**PROBLEMS TO SOLVE**
**A)** Could you copy out the rows word for word, from the first row through the one containing "created-cell: 2025-09-12 <box>1309"?
**B)** Can you write the next part of the passage on Aspo's shares and shareholders, picking up after its final sentence?

**PROVIDED PASSAGE**
----------------------------------------

At year-end, the market value of the share capital excluding the treasury shares was EUR 173.0 million. For the latest trading information, please visit: www.aspo. com.

Share ownership

Aspo's shares are included in the bookentry system maintained by Euroclear Finland Ltd.

At the end of 2014, the number of shareholders at Aspo totaled 8,150. Of these, 98.3% represented direct shareholding and 1.7% nominee registrations. A total of 0.2% of the shares was held by foreign entities.

On December 31, 2014, the ten largest shareholders owned a total of 38.88% of the company's shares and voting rights.

A list of major shareholders with monthly updates is shown on the corporate website at: www.aspo.com.

Shareholding by the Group Executive Committee and the Board of Directors

On December 31, 2014, the total number of shares owned by the members of Aspo Plc's Board of Directors with entities under their control was 4,512,853 shares, which represents 14.57% of the shares and voting rights.

On December 31, 2014, Aspo Plc's CEO and the other members of the Group Executive Committee held a total of 189,620 shares, which represents 0.6% of the shares and voting rights.

Share price performance EUR

Share trading and average prices

Equity/share EUR

Number of shareholders

Dividend Proposal of the Board

The parent company's distributable funds totaled EUR 36,690,325.55 with the profit for the financial year totaling EUR 5,334,319.94.

The company's registered number of shares on December 31, 2014 was 30,975,524, of which the company held directly or indirectly 573,385.

----------------------------------------

**INPUT FOR THIS TASK**
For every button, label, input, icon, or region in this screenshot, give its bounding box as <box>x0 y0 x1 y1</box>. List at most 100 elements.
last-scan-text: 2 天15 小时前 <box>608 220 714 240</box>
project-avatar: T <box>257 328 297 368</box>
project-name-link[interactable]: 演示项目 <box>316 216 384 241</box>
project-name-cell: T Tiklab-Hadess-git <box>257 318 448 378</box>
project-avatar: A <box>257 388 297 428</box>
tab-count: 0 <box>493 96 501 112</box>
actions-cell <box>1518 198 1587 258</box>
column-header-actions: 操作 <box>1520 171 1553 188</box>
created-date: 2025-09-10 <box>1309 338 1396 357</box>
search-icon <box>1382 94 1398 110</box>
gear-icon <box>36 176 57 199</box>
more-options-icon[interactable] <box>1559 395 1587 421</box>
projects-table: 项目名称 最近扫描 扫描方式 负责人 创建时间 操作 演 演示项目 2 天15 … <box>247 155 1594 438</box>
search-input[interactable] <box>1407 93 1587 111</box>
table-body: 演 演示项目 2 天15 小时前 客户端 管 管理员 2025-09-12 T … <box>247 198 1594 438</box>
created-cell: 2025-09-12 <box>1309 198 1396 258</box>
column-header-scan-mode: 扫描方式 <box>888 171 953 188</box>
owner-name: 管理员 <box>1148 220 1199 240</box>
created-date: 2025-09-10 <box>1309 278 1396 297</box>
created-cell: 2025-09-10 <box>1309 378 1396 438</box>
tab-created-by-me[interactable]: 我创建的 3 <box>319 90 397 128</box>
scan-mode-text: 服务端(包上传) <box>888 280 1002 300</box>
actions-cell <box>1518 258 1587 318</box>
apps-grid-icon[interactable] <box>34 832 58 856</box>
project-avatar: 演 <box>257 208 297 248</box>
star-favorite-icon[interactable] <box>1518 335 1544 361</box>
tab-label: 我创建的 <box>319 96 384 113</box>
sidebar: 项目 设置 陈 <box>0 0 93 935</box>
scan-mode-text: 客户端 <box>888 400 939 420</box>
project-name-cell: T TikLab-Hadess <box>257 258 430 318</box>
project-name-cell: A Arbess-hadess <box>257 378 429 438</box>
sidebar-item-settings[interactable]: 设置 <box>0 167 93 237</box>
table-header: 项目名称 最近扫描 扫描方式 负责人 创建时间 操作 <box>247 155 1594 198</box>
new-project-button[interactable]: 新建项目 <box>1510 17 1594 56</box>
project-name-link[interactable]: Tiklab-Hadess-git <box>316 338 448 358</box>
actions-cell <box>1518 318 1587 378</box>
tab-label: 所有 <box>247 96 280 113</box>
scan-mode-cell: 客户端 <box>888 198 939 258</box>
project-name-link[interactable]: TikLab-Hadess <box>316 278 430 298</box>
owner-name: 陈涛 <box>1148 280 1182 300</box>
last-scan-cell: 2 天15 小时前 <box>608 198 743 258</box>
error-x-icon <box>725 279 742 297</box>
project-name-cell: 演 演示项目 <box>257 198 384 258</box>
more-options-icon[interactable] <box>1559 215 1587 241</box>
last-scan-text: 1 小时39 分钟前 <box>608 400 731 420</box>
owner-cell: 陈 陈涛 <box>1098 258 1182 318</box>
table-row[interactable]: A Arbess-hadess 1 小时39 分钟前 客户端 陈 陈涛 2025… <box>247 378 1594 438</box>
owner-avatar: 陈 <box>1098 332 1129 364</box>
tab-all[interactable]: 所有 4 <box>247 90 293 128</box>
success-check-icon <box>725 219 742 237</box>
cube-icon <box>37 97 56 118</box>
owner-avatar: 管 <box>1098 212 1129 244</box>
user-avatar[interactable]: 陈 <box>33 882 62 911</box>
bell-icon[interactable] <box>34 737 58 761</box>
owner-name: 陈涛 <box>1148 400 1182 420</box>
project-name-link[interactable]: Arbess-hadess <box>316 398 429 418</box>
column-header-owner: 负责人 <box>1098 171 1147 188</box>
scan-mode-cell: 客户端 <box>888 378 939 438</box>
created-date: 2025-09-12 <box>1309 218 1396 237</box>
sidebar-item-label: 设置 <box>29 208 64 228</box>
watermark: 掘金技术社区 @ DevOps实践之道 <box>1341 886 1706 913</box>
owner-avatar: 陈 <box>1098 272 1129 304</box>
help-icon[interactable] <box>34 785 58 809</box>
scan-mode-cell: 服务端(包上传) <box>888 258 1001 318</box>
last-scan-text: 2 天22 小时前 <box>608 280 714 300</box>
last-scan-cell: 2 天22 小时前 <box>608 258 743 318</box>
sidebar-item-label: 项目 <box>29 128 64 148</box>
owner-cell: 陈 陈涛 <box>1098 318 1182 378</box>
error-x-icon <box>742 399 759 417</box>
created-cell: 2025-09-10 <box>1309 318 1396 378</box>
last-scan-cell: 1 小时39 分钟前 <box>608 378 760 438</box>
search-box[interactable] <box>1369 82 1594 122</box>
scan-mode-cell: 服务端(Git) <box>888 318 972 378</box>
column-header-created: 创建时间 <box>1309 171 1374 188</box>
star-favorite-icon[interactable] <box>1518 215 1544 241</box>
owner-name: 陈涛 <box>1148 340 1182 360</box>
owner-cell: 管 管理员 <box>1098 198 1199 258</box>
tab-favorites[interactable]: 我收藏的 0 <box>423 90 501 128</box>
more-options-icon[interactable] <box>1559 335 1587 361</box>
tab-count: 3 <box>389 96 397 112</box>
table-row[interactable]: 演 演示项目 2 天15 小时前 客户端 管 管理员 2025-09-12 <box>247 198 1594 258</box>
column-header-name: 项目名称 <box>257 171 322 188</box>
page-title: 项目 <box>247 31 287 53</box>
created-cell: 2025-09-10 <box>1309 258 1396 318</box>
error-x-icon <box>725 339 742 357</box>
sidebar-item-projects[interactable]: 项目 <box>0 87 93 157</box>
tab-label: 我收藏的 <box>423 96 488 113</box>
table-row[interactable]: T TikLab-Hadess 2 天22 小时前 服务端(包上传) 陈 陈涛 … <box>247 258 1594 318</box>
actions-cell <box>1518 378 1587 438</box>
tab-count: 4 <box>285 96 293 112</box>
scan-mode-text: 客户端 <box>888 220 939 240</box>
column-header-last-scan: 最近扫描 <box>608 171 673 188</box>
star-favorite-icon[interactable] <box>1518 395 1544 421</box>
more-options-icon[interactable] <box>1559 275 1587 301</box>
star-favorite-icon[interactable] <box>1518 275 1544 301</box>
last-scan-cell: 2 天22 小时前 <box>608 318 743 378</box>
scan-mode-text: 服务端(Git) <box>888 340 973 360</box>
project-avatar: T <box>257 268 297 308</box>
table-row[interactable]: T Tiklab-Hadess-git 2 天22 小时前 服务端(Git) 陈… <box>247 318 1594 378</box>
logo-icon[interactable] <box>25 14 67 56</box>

----------------------------------------

**RESPONSES TO THE EXERCISE**
**A)**
For every button, label, input, icon, or region in this screenshot, give its bounding box as <box>x0 y0 x1 y1</box>. List at most 100 elements.
last-scan-text: 2 天15 小时前 <box>608 220 714 240</box>
project-avatar: T <box>257 328 297 368</box>
project-name-link[interactable]: 演示项目 <box>316 216 384 241</box>
project-name-cell: T Tiklab-Hadess-git <box>257 318 448 378</box>
project-avatar: A <box>257 388 297 428</box>
tab-count: 0 <box>493 96 501 112</box>
actions-cell <box>1518 198 1587 258</box>
column-header-actions: 操作 <box>1520 171 1553 188</box>
created-date: 2025-09-10 <box>1309 338 1396 357</box>
search-icon <box>1382 94 1398 110</box>
gear-icon <box>36 176 57 199</box>
more-options-icon[interactable] <box>1559 395 1587 421</box>
projects-table: 项目名称 最近扫描 扫描方式 负责人 创建时间 操作 演 演示项目 2 天15 … <box>247 155 1594 438</box>
search-input[interactable] <box>1407 93 1587 111</box>
table-body: 演 演示项目 2 天15 小时前 客户端 管 管理员 2025-09-12 T … <box>247 198 1594 438</box>
created-cell: 2025-09-12 <box>1309 198 1396 258</box>

**B)**
The Board of Directors proposes that the company's distributable funds be distributed as follows:

– A dividend of EUR 0.40 per share be paid out on 30,402,139 shares EUR 12,160,855.60
– to be retained in shareholders' equity EUR 24,529,469.95
EUR 36,690,325.55

No dividend is paid to the treasury shares held by Aspo Plc or its subsidiaries.

No significant changes have taken place in the company's financial position since the end of the financial year. The company's liquidity is good and in the opinion of the Board of Directors the proposed dividend will not put the company's solvency at risk.

Helsinki, March 4, 2015

Gustav Nyberg Matti Arteva
Mammu Kaario Roberto Lencioni
Kristina Pentti-von Walzel Risto Salo

Aki Ojanen CEO

Auditor's Report

To the Annual General Meeting of Aspo Plc

We have audited the accounting records, the financial statements, the report of the Board of Directors and the administration of Aspo Plc for the financial period 1 January–31 December 2014. The financial statements comprise the consolidated statement of financial position, statement of comprehensive income, statement of changes in equity and statement of cash flows, and notes to the consolidated financial statements, as well as the parent company's balance sheet, income statement, cash flow statement and notes to the financial statements.

Responsibility of the Board of Directors and the Managing Director

The Board of Directors and the Managing Director are responsible for the preparation of consolidated financial statements that give a true and fair view in accordance with International Financial Reporting Standards (IFRS) as adopted by the EU, as well as for the preparation of financial statements and the report of the Board of Directors that give a true and fair view in accordance with the laws and regulations governing the preparation of the financial statements and the report of the Board of Directors in Finland. The Board of Directors is responsible for the appropriate arrangement of the control of the company's accounts and finances, and the Managing Director shall see to it that the accounts of the company are in compliance with the law and that its financial affairs have been arranged in a reliable manner.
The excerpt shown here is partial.